>>>

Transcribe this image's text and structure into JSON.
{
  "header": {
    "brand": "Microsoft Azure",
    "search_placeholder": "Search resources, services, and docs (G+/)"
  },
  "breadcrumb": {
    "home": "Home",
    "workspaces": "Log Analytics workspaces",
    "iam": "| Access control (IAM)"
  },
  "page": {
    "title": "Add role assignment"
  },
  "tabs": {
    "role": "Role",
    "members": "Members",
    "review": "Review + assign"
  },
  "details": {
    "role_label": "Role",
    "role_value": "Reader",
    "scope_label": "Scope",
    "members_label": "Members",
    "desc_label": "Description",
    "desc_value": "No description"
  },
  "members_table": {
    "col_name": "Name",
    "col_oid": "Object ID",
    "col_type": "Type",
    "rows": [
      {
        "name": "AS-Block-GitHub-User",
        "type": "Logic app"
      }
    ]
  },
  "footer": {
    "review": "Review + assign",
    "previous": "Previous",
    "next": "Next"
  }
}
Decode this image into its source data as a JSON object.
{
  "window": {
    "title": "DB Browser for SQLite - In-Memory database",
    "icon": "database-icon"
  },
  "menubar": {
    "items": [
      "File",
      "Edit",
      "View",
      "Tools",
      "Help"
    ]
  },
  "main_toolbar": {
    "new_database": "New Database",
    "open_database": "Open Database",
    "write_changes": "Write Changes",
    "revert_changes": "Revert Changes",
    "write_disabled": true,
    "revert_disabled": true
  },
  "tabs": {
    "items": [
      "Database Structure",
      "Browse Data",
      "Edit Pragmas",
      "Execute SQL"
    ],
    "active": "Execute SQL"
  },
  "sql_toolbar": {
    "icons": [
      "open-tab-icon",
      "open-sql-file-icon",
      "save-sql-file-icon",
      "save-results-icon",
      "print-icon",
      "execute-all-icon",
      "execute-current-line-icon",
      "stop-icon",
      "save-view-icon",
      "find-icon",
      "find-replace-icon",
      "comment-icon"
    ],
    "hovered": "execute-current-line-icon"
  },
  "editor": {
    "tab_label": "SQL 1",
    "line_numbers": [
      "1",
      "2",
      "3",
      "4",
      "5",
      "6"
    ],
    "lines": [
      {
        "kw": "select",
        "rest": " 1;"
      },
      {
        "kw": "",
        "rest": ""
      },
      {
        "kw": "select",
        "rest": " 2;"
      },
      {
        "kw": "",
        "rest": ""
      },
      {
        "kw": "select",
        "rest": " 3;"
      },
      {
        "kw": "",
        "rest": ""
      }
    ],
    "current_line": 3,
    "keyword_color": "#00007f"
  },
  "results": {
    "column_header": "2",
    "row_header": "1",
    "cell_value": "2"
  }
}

<<<

■ Job:
Repeat the material word for word, in full.

■ Expected output:
Transcribe this image's text and structure into JSON.
{
  "header": {
    "brand": "Microsoft Azure",
    "search_placeholder": "Search resources, services, and docs (G+/)"
  },
  "breadcrumb": {
    "home": "Home",
    "workspaces": "Log Analytics workspaces",
    "iam": "| Access control (IAM)"
  },
  "page": {
    "title": "Add role assignment"
  },
  "tabs": {
    "role": "Role",
    "members": "Members",
    "review": "Review + assign"
  },
  "details": {
    "role_label": "Role",
    "role_value": "Reader",
    "scope_label": "Scope",
    "members_label": "Members",
    "desc_label": "Description",
    "desc_value": "No description"
  },
  "members_table": {
    "col_name": "Name",
    "col_oid": "Object ID",
    "col_type": "Type",
    "rows": [
      {
        "name": "AS-Block-GitHub-User",
        "type": "Logic app"
      }
    ]
  },
  "footer": {
    "review": "Review + assign",
    "previous": "Previous",
    "next": "Next"
  }
}
Decode this image into its source data as a JSON object.
{
  "window": {
    "title": "DB Browser for SQLite - In-Memory database",
    "icon": "database-icon"
  },
  "menubar": {
    "items": [
      "File",
      "Edit",
      "View",
      "Tools",
      "Help"
    ]
  },
  "main_toolbar": {
    "new_database": "New Database",
    "open_database": "Open Database",
    "write_changes": "Write Changes",
    "revert_changes": "Revert Changes",
    "write_disabled": true,
    "revert_disabled": true
  },
  "tabs": {
    "items": [
      "Database Structure",
      "Browse Data",
      "Edit Pragmas",
      "Execute SQL"
    ],
    "active": "Execute SQL"
  },
  "sql_toolbar": {
    "icons": [
      "open-tab-icon",
      "open-sql-file-icon",
      "save-sql-file-icon",
      "save-results-icon",
      "print-icon",
      "execute-all-icon",
      "execute-current-line-icon",
      "stop-icon",
      "save-view-icon",
      "find-icon",
      "find-replace-icon",
      "comment-icon"
    ],
    "hovered": "execute-current-line-icon"
  },
  "editor": {
    "tab_label": "SQL 1",
    "line_numbers": [
      "1",
      "2",
      "3",
      "4",
      "5",
      "6"
    ],
    "lines": [
      {
        "kw": "select",
        "rest": " 1;"
      },
      {
        "kw": "",
        "rest": ""
      },
      {
        "kw": "select",
        "rest": " 2;"
      },
      {
        "kw": "",
        "rest": ""
      },
      {
        "kw": "select",
        "rest": " 3;"
      },
      {
        "kw": "",
        "rest": ""
      }
    ],
    "current_line": 3,
    "keyword_color": "#00007f"
  },
  "results": {
    "column_header": "2",
    "row_header": "1",
    "cell_value": "2"
  }
}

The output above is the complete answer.